In the data below, find every line with the string "color" and pull it out.
────────
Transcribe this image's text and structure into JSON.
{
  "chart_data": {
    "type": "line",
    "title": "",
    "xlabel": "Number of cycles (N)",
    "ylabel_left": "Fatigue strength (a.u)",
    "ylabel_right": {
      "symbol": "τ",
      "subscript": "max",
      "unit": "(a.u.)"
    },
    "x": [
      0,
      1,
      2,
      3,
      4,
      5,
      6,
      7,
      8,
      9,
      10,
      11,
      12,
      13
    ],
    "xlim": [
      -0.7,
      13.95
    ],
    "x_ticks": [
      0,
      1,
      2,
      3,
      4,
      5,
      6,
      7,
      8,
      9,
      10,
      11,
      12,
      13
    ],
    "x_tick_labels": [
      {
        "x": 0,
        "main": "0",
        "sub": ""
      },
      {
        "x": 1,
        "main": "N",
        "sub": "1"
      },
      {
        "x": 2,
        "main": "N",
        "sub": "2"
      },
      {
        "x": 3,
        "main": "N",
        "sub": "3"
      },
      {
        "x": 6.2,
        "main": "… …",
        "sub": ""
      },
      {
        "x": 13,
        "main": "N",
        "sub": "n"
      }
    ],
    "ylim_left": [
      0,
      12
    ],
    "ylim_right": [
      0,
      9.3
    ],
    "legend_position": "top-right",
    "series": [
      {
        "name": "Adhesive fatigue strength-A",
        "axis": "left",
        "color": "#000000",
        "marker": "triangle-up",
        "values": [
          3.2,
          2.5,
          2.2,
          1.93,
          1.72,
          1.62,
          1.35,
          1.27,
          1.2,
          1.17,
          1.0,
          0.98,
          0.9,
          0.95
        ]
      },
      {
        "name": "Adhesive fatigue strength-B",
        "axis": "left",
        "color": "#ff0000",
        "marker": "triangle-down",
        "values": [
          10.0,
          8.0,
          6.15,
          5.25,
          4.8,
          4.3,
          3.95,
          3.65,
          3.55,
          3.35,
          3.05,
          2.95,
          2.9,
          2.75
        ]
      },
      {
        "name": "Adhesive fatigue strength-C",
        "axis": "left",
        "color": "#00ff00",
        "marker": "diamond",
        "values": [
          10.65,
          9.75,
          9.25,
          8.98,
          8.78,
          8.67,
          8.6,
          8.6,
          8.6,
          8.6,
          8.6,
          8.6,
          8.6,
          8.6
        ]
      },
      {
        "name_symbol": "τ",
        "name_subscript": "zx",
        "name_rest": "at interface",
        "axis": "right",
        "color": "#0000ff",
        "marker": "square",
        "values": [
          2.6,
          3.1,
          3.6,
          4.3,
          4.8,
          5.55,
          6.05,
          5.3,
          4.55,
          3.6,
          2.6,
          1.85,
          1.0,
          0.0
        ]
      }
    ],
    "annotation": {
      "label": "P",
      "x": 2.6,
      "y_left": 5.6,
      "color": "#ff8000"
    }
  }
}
────────
== Written response ==
        "color": "#000000",
        "color": "#ff0000",
        "color": "#00ff00",
        "color": "#0000ff",
      "color": "#ff8000"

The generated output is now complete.